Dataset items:
## begin

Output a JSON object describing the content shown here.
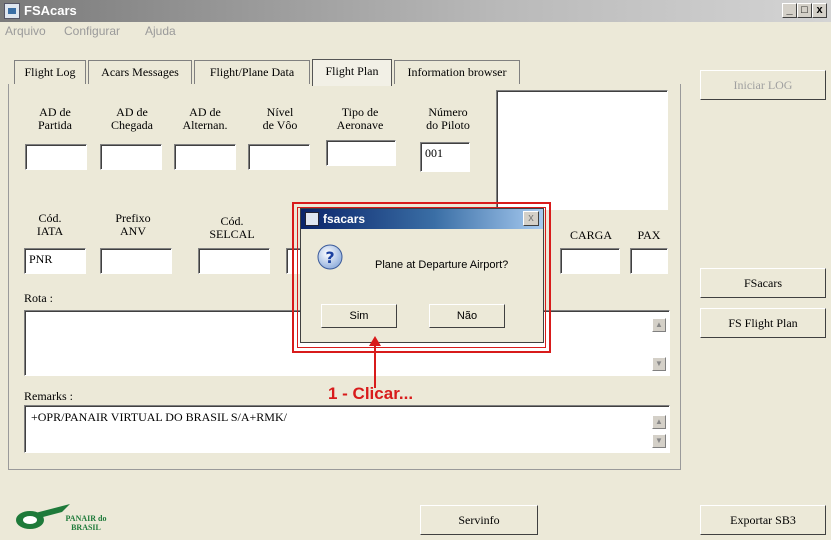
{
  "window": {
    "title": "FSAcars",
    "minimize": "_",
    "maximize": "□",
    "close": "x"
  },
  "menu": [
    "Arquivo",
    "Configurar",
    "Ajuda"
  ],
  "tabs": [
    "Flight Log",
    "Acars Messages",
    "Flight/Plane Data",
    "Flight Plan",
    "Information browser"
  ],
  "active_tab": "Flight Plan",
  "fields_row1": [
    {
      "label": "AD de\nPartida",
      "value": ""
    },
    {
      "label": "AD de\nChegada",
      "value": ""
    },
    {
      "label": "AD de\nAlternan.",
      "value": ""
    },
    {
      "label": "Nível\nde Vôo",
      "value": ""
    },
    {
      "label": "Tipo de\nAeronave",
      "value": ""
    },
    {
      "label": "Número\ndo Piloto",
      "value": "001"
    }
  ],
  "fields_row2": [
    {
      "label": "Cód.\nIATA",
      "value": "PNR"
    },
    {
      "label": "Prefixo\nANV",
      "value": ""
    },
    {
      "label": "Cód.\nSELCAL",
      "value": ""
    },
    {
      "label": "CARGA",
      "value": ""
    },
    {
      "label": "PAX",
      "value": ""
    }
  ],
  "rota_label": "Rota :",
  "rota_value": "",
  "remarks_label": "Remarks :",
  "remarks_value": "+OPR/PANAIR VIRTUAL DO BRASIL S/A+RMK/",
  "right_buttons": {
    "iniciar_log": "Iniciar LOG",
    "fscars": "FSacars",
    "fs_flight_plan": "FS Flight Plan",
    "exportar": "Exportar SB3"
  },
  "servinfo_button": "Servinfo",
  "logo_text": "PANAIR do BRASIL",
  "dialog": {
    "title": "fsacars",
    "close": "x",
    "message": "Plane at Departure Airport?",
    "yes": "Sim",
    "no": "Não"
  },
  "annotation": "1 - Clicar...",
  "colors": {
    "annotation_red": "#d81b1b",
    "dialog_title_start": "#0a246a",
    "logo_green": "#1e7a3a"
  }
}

## end

**DIRECTIVE**: Every line above that contains the word "BRASIL" should be reported.

**ANSWER FOR THIS EXERCISE**:
  "remarks_value": "+OPR/PANAIR VIRTUAL DO BRASIL S/A+RMK/",
  "logo_text": "PANAIR do BRASIL",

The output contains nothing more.